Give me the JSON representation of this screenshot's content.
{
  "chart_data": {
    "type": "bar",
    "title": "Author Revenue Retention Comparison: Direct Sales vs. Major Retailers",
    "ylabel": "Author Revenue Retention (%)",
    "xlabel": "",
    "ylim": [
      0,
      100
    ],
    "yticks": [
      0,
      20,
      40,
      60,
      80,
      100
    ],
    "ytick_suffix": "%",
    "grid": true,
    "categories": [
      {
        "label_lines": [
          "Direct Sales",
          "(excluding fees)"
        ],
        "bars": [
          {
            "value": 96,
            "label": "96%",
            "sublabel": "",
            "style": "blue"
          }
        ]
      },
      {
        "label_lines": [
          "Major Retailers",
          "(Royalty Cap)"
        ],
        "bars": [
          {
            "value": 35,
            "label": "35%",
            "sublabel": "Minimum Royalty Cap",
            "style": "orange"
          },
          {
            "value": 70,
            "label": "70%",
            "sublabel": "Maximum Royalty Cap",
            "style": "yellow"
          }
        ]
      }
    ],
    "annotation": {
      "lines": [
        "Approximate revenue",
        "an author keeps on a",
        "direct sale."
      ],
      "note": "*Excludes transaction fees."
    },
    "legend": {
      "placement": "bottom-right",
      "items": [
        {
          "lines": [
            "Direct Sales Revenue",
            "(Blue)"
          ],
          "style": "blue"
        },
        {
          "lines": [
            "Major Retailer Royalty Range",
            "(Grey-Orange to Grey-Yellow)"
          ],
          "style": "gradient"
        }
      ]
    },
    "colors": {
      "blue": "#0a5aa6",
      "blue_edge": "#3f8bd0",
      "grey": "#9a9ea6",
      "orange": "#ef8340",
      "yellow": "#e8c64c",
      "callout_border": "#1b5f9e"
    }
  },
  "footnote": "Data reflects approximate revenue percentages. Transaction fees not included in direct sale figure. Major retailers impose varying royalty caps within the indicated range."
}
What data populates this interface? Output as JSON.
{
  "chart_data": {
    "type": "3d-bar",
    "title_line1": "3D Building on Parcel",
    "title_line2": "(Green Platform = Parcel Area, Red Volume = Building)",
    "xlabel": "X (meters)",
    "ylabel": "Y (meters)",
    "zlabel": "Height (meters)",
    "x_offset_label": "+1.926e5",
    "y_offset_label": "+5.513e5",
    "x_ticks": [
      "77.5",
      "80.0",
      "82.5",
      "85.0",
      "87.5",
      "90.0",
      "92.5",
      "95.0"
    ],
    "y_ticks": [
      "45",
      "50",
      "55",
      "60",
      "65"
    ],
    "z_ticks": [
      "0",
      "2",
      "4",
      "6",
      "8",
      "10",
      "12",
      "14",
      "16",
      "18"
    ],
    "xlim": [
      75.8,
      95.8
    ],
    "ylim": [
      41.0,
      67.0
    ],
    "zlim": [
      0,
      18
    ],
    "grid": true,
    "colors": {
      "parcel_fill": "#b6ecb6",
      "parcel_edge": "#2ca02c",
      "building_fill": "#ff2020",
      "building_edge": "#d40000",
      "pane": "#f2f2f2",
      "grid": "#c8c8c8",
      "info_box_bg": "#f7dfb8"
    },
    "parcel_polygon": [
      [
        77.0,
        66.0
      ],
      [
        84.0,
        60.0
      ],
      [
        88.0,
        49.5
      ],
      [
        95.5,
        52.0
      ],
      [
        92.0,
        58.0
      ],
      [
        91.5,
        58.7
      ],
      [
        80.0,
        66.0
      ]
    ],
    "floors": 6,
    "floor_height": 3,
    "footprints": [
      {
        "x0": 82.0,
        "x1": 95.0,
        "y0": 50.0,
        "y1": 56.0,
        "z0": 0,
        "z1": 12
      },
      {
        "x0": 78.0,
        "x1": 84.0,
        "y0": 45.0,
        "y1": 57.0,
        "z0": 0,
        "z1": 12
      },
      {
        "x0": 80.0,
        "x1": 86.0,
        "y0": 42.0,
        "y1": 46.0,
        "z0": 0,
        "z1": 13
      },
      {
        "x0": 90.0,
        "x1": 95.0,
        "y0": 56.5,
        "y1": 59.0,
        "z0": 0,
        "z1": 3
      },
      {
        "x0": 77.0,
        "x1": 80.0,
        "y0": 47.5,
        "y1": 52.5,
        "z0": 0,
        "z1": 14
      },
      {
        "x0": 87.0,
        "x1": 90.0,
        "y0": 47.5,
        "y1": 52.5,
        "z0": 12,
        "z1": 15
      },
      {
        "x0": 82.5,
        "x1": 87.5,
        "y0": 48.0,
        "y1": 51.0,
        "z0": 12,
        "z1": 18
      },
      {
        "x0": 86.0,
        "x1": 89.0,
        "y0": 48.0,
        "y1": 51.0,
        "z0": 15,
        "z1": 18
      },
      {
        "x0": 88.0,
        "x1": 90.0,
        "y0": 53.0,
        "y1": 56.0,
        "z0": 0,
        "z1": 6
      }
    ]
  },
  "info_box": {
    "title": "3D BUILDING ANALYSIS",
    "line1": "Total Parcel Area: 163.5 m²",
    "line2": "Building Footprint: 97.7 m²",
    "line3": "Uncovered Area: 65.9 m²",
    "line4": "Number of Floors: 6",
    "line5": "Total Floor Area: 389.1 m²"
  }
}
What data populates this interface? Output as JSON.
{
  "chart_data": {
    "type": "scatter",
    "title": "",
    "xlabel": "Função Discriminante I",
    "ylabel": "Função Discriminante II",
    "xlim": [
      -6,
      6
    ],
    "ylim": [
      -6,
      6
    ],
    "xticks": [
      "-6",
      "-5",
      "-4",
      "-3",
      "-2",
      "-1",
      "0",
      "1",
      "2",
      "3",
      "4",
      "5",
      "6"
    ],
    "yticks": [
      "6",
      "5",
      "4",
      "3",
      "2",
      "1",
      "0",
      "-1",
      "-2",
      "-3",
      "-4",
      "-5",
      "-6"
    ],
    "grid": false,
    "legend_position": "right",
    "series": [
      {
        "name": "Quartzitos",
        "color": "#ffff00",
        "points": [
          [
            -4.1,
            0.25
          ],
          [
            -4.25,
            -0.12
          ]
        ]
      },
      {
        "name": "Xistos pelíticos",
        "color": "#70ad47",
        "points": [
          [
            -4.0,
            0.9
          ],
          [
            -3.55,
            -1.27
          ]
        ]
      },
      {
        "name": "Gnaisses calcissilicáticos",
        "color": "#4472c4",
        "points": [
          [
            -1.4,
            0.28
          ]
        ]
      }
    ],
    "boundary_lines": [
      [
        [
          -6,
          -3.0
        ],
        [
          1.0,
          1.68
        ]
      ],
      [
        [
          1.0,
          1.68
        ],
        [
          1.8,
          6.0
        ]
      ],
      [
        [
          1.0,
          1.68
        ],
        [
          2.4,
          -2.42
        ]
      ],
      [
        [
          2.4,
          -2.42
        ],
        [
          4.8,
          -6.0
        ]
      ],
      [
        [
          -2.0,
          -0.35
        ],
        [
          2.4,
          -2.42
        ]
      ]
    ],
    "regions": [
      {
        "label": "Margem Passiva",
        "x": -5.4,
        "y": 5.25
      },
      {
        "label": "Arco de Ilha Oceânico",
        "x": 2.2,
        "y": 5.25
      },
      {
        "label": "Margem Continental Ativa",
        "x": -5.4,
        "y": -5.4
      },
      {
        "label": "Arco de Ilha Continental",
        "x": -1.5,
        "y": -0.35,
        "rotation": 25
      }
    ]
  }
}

....................

> [Stated exercise]: Check each line above for "Arco" and return the ones that have it.

> [Output for this exercise]:
        "label": "Arco de Ilha Oceânico",
        "label": "Arco de Ilha Continental",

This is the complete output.